▶ GOAL OF THE EXERCISE: Go through the entries one line at a time, and gather every line that has the word "savings".

(Stored records)
** start **

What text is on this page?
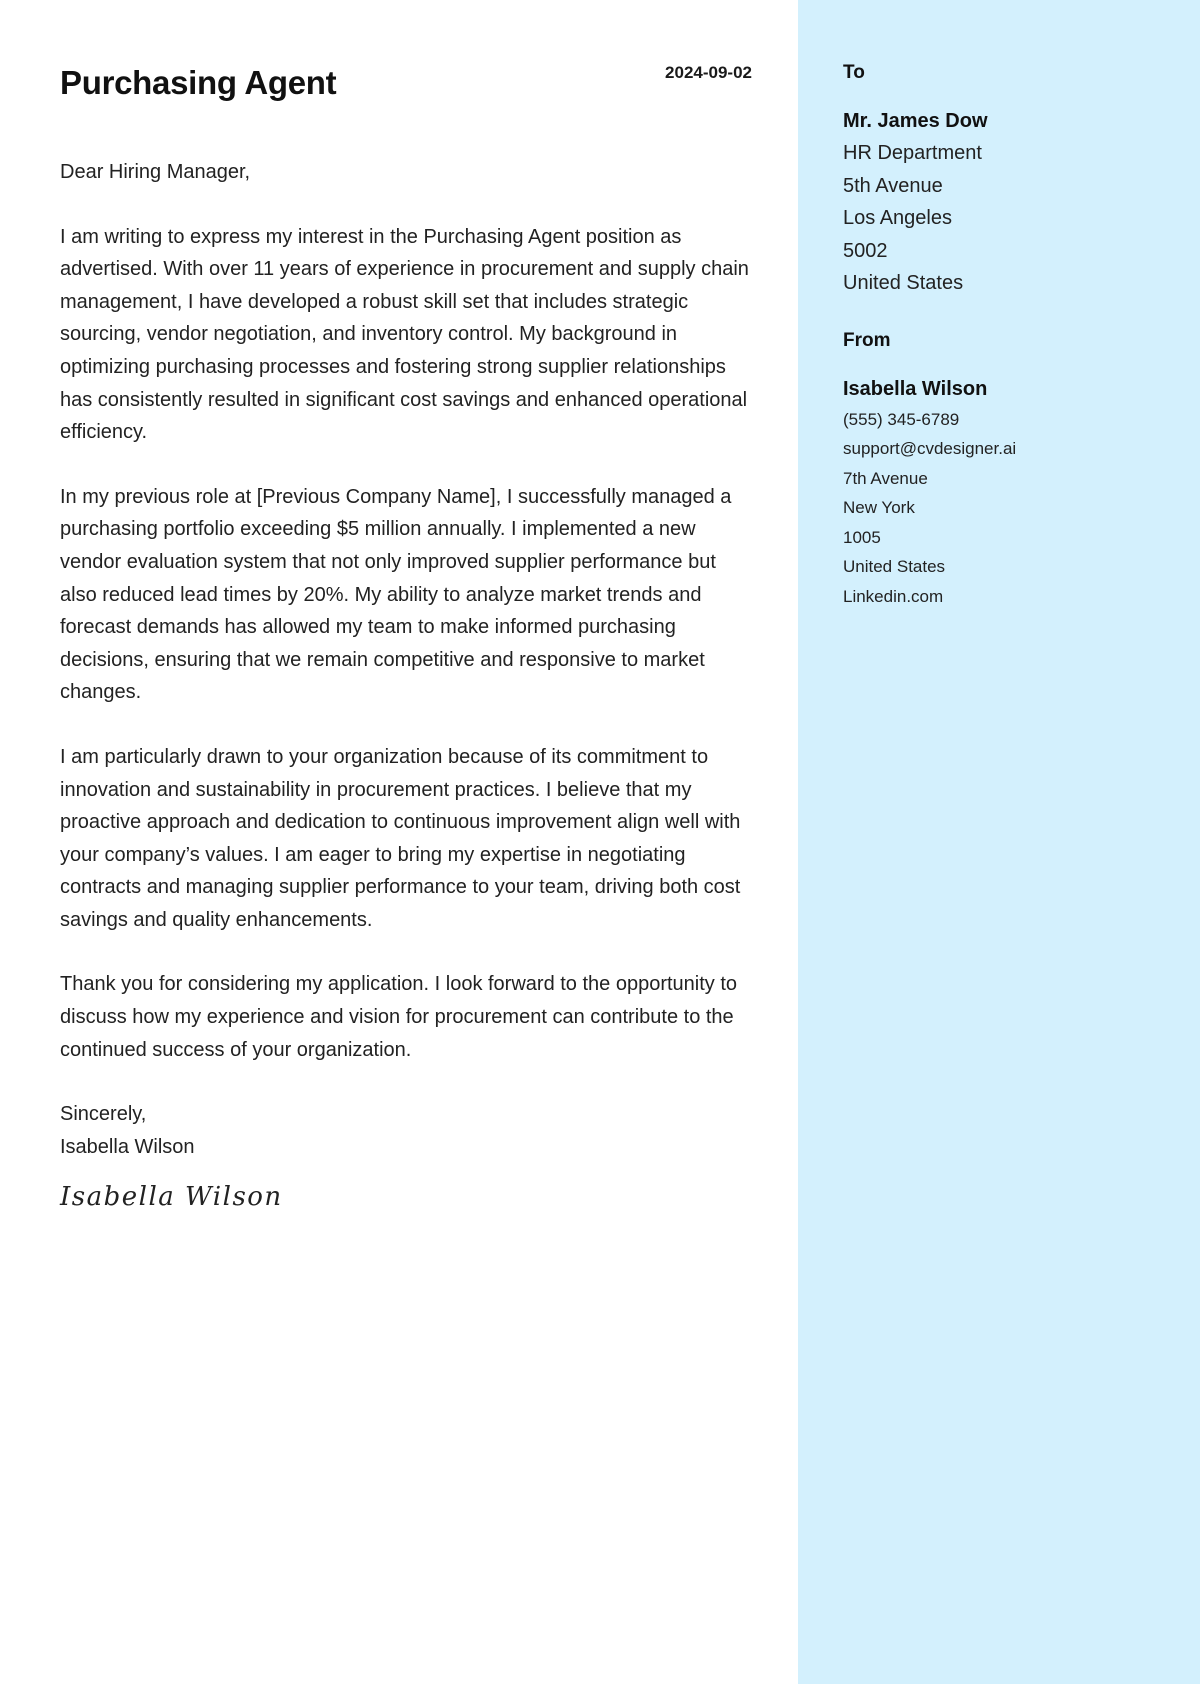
Purchasing Agent	2024-09-02

Dear Hiring Manager,

I am writing to express my interest in the Purchasing Agent position as advertised. With over 11 years of experience in procurement and supply chain management, I have developed a robust skill set that includes strategic sourcing, vendor negotiation, and inventory control. My background in optimizing purchasing processes and fostering strong supplier relationships has consistently resulted in significant cost savings and enhanced operational efficiency.

In my previous role at [Previous Company Name], I successfully managed a purchasing portfolio exceeding $5 million annually. I implemented a new vendor evaluation system that not only improved supplier performance but also reduced lead times by 20%. My ability to analyze market trends and forecast demands has allowed my team to make informed purchasing decisions, ensuring that we remain competitive and responsive to market changes.

I am particularly drawn to your organization because of its commitment to innovation and sustainability in procurement practices. I believe that my proactive approach and dedication to continuous improvement align well with your company’s values. I am eager to bring my expertise in negotiating contracts and managing supplier performance to your team, driving both cost savings and quality enhancements.

Thank you for considering my application. I look forward to the opportunity to discuss how my experience and vision for procurement can contribute to the continued success of your organization.

Sincerely,
Isabella Wilson
Isabella Wilson
To
Mr. James Dow
HR Department
5th Avenue
Los Angeles
5002
United States
From
Isabella Wilson
(555) 345-6789
support@cvdesigner.ai
7th Avenue
New York
1005
United States
Linkedin.com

** end **

▶ OUTPUT OF THE EXERCISE:
I am writing to express my interest in the Purchasing Agent position as advertised. With over 11 years of experience in procurement and supply chain management, I have developed a robust skill set that includes strategic sourcing, vendor negotiation, and inventory control. My background in optimizing purchasing processes and fostering strong supplier relationships has consistently resulted in significant cost savings and enhanced operational efficiency.
I am particularly drawn to your organization because of its commitment to innovation and sustainability in procurement practices. I believe that my proactive approach and dedication to continuous improvement align well with your company’s values. I am eager to bring my expertise in negotiating contracts and managing supplier performance to your team, driving both cost savings and quality enhancements.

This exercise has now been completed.